Instruction =
Copy out the data below verbatim.

Available records =
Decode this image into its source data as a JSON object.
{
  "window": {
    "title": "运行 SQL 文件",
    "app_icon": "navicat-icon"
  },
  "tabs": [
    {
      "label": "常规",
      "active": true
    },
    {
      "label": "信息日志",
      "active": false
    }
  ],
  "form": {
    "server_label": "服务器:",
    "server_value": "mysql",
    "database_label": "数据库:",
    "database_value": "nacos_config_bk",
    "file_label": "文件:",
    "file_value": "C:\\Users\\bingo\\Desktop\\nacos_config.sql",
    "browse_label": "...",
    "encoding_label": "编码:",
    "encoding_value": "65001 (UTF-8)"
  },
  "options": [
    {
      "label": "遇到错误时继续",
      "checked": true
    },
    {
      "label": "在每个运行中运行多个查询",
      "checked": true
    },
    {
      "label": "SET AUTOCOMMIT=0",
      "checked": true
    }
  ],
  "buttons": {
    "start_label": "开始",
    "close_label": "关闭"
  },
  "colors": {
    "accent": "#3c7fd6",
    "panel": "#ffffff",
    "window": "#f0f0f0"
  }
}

Response to the exercise =
Decode this image into its source data as a JSON object.
{
  "window": {
    "title": "运行 SQL 文件",
    "app_icon": "navicat-icon"
  },
  "tabs": [
    {
      "label": "常规",
      "active": true
    },
    {
      "label": "信息日志",
      "active": false
    }
  ],
  "form": {
    "server_label": "服务器:",
    "server_value": "mysql",
    "database_label": "数据库:",
    "database_value": "nacos_config_bk",
    "file_label": "文件:",
    "file_value": "C:\\Users\\bingo\\Desktop\\nacos_config.sql",
    "browse_label": "...",
    "encoding_label": "编码:",
    "encoding_value": "65001 (UTF-8)"
  },
  "options": [
    {
      "label": "遇到错误时继续",
      "checked": true
    },
    {
      "label": "在每个运行中运行多个查询",
      "checked": true
    },
    {
      "label": "SET AUTOCOMMIT=0",
      "checked": true
    }
  ],
  "buttons": {
    "start_label": "开始",
    "close_label": "关闭"
  },
  "colors": {
    "accent": "#3c7fd6",
    "panel": "#ffffff",
    "window": "#f0f0f0"
  }
}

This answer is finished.